EXCERPT TO READ ::
_ _ _ _ _ _ _
P32: Not only do they lose a day of wages, but they have to find the money to pay to get there. So, they might lose that day, plus two weeks of wages to get there…. It depends on how far away they live. It’s a huge financial loss.

P47: With migrant workers, when they come to the clinic, they have to pass the checkpoint, right? So, also there’s the risk of being caught by the police. (FGD, frontline researchers)

Even when asked directly, participants were not forthcoming about extra difficulties caused by travel, border checks, or leaving the fields or family duties, so researchers and frontline healthcare workers sometimes found it difficult to gauge when benefits were genuinely adequate and fair, to truly mitigate or compensate for hidden risks or burdens. Researchers we spoke with were confident in the longer-term benefits of their research for directly helping migrant women, but worried about whether wider benefits, such as improved interventions for malaria in pregnancy, were doing enough to address participant needs in the immediate term, even feeling guilty about professional gains from research, as these two researchers shared:

P70: The idea of the TDF study, if it works, it will have a very big impact on pregnant women with hepatitis B. Could really prevent mother-to-child transmission, in a better way than what we’re capable of at this moment.

P32: But we also use the patients, I use the patients, you know [very soft voice], I use them. They get 500 baht [$14.70], I get their blood, I get a PhD, I get my papers. What do they get from what I have done to them? They don’t get much [very soft voice]. And, for the urine check, they get a 100 baht [$3.00], 80 baht [$2.21] …and that makes me feel pretty guilty, I think. (FGD, frontline researchers)

Norms of reciprocity and fairness, deeply rooted in Arr-nar/Kreng-jai, were particularly strong amongst frontline health workers, who were also from the migrant Karen border villages, as they sympathized with the complex health and social needs of either patients or research participants.

We also sympathize for them, when they say…we don’t know what to do, [but] we are helping each other. That’s what I say, I am here, they always come here, and I always look after them. We have to help them, they also help us; that’s what we tell them. (P36, frontline healthcare worker)

Feelings of concern or guilt for not doing enough are core to regional norms of Arr-nar/Kreng-jai and were expressed by both Karen ethnic frontline staff and international staff who had been living and working here for a decade or more. This sentiment extended to patients who do not qualify for research and are not eligible for study benefits. Frontline staff shared that they try to provide equal care for all without privileging research participants, but sometimes, compensation that is being offered to research participants for their trouble and not to regular patients results in unintended disparities and causes distress for staff. To them, this was viewed as a violation of Arr-nar/Kreng-jai.
_ _ _ _ _ _ _
EXTRACTED ENTRIES ::

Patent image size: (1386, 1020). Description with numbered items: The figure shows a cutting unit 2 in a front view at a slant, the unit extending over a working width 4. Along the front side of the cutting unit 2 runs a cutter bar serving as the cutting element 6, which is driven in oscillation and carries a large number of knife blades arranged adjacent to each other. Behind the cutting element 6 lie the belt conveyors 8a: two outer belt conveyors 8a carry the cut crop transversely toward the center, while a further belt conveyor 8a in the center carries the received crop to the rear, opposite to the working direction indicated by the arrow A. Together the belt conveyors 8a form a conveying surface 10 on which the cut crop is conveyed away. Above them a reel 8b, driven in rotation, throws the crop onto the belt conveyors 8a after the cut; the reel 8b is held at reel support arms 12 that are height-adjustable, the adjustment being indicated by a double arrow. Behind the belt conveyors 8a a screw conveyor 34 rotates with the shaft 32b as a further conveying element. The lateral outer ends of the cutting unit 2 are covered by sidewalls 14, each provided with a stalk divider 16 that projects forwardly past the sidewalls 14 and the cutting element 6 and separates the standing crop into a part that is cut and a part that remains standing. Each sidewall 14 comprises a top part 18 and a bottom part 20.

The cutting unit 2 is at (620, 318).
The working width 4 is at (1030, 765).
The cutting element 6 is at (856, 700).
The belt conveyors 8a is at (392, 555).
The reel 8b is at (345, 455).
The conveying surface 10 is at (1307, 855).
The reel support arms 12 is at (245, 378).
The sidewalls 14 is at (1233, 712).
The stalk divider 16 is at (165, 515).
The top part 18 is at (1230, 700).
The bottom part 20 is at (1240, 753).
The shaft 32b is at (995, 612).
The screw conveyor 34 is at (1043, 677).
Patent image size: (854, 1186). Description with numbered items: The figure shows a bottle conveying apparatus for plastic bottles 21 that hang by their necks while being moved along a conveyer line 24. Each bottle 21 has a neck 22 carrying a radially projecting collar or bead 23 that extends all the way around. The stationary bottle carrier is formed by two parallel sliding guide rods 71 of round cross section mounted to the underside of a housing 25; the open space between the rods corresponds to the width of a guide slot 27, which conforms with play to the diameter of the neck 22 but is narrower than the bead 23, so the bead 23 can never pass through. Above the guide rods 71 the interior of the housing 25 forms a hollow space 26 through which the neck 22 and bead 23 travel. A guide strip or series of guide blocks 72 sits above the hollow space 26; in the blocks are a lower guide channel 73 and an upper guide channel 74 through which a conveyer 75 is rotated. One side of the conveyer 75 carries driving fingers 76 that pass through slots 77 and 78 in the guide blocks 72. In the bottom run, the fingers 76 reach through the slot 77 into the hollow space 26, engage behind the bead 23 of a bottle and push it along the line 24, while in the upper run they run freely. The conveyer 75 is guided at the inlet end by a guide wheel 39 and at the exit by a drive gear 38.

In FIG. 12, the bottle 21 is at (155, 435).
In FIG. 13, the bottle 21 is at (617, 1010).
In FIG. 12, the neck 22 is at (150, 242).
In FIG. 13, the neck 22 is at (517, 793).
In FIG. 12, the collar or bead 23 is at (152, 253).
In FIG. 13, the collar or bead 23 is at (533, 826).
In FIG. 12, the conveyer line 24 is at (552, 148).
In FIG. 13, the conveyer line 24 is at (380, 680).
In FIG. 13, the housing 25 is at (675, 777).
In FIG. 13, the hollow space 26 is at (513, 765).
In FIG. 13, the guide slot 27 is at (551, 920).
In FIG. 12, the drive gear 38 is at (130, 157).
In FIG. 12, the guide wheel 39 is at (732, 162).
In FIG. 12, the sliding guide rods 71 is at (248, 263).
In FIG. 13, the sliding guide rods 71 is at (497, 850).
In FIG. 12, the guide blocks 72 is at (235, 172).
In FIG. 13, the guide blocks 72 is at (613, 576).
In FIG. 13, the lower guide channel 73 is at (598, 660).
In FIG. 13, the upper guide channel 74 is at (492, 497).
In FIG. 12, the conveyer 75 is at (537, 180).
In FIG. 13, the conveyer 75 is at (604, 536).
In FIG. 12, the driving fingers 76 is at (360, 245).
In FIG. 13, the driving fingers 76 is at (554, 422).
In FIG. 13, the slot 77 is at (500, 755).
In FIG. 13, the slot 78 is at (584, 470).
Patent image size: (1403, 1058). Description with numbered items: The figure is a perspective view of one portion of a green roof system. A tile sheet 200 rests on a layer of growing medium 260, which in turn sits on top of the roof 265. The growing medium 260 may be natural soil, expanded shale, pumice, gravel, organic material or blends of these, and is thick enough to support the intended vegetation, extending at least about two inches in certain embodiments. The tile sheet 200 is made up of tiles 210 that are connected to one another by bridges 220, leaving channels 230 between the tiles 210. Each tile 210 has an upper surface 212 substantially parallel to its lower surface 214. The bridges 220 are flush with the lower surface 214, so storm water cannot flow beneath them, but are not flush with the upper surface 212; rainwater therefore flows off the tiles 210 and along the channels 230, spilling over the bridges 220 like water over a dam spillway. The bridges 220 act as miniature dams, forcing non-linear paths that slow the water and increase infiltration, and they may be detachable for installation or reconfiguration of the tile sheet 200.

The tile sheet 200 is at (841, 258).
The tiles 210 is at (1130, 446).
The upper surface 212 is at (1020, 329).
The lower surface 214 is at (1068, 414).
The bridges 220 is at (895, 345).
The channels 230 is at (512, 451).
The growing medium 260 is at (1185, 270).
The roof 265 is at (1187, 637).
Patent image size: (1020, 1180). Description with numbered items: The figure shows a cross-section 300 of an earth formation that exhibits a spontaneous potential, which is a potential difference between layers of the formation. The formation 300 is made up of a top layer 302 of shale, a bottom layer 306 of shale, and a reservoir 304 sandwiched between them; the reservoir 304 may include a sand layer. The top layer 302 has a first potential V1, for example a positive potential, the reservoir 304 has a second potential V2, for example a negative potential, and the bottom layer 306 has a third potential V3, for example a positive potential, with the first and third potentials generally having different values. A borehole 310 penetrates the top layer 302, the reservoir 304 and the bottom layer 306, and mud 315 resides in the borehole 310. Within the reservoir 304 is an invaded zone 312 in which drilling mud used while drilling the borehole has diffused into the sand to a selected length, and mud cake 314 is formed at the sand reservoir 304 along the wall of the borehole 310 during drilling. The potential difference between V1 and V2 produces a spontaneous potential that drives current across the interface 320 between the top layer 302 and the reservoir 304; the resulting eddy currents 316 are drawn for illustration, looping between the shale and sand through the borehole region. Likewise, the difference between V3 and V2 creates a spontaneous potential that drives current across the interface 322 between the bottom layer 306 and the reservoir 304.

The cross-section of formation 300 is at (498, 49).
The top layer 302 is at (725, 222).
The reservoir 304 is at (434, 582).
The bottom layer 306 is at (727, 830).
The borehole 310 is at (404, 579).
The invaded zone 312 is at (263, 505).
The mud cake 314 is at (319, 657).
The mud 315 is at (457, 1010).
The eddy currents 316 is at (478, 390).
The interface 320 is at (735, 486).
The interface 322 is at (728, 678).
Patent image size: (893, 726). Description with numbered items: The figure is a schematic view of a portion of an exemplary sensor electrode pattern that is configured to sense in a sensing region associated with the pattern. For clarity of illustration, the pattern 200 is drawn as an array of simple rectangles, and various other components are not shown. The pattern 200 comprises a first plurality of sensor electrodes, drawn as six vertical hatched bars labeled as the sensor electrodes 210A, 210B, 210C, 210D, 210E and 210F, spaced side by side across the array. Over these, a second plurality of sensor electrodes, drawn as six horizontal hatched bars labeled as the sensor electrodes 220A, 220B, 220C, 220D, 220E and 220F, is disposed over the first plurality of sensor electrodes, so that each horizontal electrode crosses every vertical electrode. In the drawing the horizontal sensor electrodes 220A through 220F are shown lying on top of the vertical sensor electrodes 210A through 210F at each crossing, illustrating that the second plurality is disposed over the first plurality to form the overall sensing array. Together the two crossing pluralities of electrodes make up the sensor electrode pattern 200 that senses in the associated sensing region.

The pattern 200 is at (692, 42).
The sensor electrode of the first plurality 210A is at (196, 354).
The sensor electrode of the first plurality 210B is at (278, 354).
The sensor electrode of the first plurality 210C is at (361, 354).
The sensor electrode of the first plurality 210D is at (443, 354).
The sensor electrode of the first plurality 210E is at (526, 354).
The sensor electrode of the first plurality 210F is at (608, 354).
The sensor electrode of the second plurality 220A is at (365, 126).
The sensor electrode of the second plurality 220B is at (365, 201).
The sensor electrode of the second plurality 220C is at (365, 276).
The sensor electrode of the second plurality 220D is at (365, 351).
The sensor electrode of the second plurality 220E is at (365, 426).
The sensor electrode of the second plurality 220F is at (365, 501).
_ _ _ _ _ _ _
From the excerpt on compensating research participants, output the passage from "P47: With migrant" to "police. (FGD, frontline researchers)" word for word.

P47: With migrant workers, when they come to the clinic, they have to pass the checkpoint, right? So, also there’s the risk of being caught by the police. (FGD, frontline researchers)